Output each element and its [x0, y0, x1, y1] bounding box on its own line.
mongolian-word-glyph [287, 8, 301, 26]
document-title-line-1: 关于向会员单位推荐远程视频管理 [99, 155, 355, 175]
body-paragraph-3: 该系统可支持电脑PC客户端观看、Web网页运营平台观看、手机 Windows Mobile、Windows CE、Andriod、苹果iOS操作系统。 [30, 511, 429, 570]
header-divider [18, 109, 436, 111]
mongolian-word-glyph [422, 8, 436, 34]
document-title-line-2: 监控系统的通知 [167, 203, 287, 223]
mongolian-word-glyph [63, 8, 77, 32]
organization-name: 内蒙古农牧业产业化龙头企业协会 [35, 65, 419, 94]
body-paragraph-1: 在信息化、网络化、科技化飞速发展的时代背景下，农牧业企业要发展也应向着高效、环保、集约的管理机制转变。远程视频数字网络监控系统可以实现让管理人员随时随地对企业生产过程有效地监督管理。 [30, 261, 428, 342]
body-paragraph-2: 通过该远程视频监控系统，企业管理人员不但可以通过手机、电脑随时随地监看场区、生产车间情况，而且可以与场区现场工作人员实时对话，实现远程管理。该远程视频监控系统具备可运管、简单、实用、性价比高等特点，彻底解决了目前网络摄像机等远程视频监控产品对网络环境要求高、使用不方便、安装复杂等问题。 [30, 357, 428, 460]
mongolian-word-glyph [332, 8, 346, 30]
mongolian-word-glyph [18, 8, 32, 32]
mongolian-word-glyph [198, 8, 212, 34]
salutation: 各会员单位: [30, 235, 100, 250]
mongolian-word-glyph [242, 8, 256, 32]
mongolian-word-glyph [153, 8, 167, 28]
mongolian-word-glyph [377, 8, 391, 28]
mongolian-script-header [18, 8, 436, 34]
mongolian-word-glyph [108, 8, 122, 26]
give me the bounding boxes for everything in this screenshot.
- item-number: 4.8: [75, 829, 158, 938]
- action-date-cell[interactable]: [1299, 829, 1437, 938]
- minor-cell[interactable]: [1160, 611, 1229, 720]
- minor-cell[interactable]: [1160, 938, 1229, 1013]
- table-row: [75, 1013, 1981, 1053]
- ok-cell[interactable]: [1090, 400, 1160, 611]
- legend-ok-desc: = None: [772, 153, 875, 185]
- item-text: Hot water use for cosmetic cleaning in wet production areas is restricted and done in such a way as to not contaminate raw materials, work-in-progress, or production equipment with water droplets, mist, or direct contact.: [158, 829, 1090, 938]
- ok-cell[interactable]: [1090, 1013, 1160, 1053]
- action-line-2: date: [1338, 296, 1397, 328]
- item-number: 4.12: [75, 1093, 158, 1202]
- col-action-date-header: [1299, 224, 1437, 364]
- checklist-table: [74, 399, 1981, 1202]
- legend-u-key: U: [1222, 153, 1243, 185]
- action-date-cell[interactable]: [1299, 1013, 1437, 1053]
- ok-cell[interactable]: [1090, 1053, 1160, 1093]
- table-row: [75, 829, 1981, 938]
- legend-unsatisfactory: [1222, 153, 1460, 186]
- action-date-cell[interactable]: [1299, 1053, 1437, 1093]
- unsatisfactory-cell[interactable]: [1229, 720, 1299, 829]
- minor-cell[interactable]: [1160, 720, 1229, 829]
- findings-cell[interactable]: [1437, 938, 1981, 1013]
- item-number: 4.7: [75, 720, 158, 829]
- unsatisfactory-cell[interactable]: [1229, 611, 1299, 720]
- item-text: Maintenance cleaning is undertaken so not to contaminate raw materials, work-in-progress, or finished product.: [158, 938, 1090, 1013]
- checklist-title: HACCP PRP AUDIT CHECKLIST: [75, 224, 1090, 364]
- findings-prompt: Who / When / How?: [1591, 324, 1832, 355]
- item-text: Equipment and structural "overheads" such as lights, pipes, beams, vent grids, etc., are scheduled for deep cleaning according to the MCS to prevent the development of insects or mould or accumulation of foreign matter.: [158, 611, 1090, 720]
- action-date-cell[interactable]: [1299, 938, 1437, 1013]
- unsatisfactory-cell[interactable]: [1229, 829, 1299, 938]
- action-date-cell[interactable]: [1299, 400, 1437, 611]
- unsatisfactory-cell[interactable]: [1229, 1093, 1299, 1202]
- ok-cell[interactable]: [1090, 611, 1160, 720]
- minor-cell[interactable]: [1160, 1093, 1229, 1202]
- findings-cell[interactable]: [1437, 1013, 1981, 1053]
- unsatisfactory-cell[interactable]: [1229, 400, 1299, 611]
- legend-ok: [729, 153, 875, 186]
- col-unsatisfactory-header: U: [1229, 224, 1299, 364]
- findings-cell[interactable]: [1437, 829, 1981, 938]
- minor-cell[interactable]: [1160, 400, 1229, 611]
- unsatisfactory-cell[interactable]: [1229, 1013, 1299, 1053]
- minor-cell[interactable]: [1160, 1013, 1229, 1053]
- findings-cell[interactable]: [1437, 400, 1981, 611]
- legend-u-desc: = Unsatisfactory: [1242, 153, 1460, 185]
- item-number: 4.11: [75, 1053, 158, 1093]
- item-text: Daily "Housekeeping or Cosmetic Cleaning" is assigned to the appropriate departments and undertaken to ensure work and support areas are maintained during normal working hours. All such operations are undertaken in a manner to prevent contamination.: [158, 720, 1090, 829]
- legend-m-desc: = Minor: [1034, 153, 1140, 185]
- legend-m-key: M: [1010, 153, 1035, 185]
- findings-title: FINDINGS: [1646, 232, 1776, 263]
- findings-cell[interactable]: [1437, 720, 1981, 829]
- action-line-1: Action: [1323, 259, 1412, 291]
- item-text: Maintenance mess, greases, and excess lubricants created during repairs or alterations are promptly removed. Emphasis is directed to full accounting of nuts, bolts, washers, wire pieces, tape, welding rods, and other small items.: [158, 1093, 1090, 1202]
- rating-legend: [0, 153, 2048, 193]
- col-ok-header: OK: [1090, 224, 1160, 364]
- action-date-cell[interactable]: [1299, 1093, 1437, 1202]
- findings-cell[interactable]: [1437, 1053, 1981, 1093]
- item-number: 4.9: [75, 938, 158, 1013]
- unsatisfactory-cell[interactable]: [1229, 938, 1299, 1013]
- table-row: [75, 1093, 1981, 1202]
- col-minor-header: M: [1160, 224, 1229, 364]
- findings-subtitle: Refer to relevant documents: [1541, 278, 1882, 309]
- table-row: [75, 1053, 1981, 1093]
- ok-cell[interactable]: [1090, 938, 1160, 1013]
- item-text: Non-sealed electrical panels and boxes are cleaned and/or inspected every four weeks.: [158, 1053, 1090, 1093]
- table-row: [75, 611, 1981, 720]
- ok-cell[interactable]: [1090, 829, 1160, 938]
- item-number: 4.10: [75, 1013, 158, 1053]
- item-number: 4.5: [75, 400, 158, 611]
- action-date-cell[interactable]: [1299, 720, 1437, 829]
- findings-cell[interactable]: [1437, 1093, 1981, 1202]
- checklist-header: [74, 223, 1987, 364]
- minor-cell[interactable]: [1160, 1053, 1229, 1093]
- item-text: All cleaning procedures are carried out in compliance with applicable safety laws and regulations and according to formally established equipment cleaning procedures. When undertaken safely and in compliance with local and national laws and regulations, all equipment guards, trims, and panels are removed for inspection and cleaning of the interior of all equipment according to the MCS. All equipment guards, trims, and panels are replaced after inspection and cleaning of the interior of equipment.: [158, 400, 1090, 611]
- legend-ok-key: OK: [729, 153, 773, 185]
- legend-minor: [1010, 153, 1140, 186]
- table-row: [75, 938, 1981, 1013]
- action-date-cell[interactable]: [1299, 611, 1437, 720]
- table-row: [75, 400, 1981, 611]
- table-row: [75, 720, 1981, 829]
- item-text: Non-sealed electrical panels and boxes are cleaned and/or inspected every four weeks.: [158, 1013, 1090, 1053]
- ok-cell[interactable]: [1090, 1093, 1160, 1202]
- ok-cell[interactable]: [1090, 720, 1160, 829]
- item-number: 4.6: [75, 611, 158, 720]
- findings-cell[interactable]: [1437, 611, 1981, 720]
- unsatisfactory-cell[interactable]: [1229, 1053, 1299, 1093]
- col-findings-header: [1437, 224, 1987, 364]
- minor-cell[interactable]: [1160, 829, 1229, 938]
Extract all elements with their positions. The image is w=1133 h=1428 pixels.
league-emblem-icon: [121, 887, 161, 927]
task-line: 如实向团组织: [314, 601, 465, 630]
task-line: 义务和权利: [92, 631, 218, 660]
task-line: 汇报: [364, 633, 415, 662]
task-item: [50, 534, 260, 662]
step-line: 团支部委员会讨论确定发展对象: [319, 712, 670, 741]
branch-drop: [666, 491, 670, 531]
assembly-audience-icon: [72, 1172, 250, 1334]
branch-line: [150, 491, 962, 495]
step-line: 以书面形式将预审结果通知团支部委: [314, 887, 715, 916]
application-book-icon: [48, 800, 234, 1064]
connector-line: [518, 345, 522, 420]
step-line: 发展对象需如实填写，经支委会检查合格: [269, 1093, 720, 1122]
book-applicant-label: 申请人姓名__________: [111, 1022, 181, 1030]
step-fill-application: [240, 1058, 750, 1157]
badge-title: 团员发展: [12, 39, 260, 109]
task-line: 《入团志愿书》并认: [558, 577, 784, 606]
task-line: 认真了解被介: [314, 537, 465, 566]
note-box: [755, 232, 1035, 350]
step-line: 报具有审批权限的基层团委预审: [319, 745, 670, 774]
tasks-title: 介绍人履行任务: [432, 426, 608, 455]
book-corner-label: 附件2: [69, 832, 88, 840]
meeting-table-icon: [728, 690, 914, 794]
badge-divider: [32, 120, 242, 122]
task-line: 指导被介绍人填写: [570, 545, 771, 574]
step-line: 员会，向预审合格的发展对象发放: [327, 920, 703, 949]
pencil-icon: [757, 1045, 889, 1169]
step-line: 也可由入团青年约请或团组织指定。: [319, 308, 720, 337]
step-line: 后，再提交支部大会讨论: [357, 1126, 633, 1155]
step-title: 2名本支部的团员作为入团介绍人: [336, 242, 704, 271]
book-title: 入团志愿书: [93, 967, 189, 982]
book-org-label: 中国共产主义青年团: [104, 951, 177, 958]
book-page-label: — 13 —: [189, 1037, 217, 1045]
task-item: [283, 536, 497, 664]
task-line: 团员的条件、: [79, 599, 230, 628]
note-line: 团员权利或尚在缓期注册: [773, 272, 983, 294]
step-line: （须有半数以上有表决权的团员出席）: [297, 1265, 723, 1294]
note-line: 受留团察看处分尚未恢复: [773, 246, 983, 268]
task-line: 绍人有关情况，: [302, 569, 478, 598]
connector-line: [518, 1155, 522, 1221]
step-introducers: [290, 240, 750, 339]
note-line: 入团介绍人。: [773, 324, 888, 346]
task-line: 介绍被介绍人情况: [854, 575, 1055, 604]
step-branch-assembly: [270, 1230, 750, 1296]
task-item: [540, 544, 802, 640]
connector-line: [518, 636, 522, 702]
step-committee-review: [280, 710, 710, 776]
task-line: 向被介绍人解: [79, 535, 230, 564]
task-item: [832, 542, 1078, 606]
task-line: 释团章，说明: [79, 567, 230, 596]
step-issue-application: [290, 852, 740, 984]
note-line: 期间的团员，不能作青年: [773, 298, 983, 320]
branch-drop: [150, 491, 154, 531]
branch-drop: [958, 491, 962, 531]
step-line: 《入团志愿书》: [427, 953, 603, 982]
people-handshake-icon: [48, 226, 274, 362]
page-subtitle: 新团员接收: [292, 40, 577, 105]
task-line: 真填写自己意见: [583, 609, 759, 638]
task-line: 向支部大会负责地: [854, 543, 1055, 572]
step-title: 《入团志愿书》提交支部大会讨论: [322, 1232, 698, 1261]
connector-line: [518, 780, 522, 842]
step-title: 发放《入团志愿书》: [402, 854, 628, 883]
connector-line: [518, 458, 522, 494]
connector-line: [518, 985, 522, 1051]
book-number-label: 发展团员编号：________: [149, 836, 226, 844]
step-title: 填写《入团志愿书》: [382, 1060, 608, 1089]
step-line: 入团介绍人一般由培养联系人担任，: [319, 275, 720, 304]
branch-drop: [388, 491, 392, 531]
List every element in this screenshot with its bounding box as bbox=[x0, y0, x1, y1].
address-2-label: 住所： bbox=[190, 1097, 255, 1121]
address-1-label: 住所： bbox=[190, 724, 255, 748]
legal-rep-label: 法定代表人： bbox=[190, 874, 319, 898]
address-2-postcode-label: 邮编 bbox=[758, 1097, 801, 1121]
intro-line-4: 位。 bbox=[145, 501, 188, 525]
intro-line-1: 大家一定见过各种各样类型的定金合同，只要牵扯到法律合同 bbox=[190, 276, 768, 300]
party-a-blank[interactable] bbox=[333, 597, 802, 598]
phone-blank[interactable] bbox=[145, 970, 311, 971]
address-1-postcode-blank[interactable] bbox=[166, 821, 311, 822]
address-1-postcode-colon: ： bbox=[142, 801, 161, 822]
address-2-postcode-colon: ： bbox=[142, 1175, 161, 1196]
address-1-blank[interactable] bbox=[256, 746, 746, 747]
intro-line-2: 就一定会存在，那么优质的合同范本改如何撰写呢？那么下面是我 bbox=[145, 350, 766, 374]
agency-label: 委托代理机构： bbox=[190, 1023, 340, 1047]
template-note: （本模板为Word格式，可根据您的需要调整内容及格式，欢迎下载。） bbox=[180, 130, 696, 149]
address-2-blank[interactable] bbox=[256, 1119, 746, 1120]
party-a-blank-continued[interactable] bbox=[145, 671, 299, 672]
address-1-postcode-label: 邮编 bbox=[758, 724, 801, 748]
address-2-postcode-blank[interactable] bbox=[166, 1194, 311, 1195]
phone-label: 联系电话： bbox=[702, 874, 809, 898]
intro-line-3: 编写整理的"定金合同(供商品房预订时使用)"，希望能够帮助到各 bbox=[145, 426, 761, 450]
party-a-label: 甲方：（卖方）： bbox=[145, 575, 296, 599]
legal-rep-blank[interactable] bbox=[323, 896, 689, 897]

▶ **CHALLENGE**: Copy the rows above, from the first row through the row containing "header-divider [18, 109, 436, 111]", swapping "bounding box" for "enclosing box" and changing nothing else.

▶ **FINISHED TASK**:
Output each element and its [x0, y0, x1, y1] enclosing box on its own line.
mongolian-word-glyph [287, 8, 301, 26]
document-title-line-1: 关于向会员单位推荐远程视频管理 [99, 155, 355, 175]
body-paragraph-3: 该系统可支持电脑PC客户端观看、Web网页运营平台观看、手机 Windows Mobile、Windows CE、Andriod、苹果iOS操作系统。 [30, 511, 429, 570]
header-divider [18, 109, 436, 111]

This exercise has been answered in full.